Find every line with the word "color". Copy those lines.

◇ ◇ ◇

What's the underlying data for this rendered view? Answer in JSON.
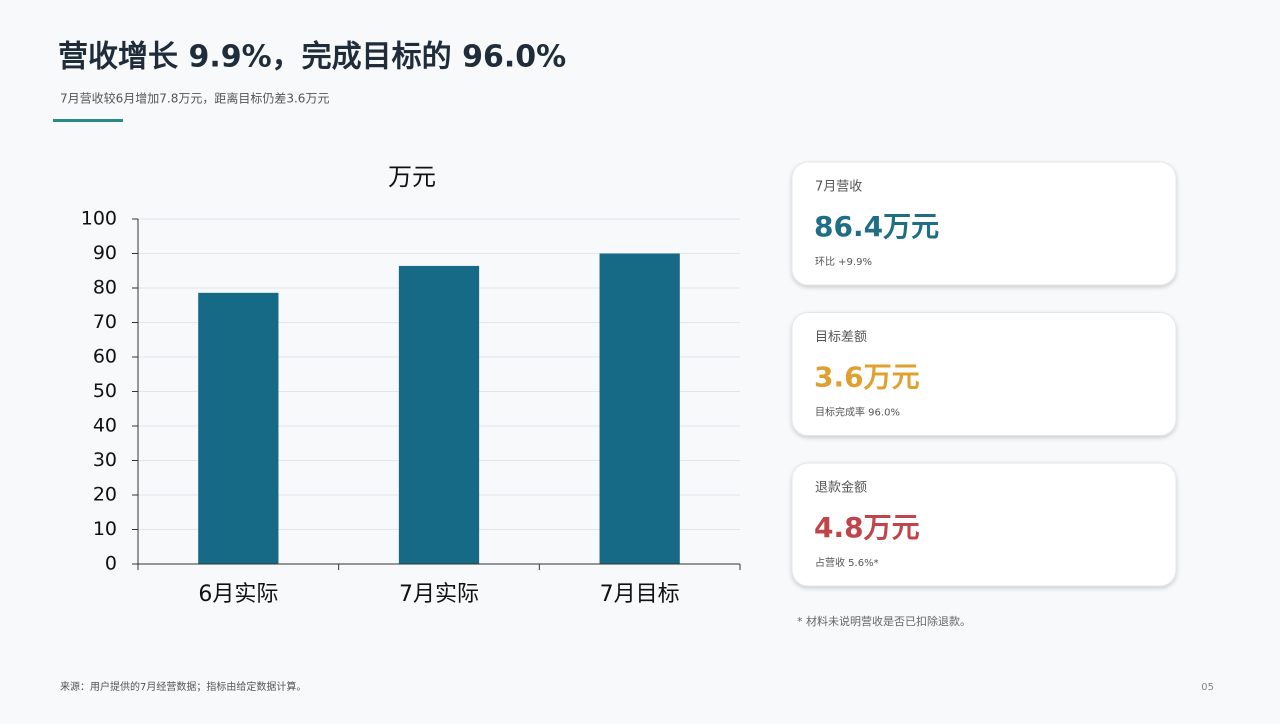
{
  "header": {
    "title": "营收增长 9.9%，完成目标的 96.0%",
    "subtitle": "7月营收较6月增加7.8万元，距离目标仍差3.6万元"
  },
  "chart_data": {
    "type": "bar",
    "title": "万元",
    "categories": [
      "6月实际",
      "7月实际",
      "7月目标"
    ],
    "values": [
      78.6,
      86.4,
      90.0
    ],
    "color": "#176a86",
    "ylim": [
      0,
      100
    ],
    "yticks": [
      0,
      10,
      20,
      30,
      40,
      50,
      60,
      70,
      80,
      90,
      100
    ],
    "grid": true
  },
  "cards": [
    {
      "label": "7月营收",
      "value": "86.4万元",
      "note": "环比 +9.9%",
      "color": "#1f6e85"
    },
    {
      "label": "目标差额",
      "value": "3.6万元",
      "note": "目标完成率 96.0%",
      "color": "#e0a030"
    },
    {
      "label": "退款金额",
      "value": "4.8万元",
      "note": "占营收 5.6%*",
      "color": "#c0454a"
    }
  ],
  "footnote": "* 材料未说明营收是否已扣除退款。",
  "source": "来源：用户提供的7月经营数据；指标由给定数据计算。",
  "page_number": "05"
}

◇ ◇ ◇

ANSWER BELOW »
    "color": "#176a86",
      "color": "#1f6e85"
      "color": "#e0a030"
      "color": "#c0454a"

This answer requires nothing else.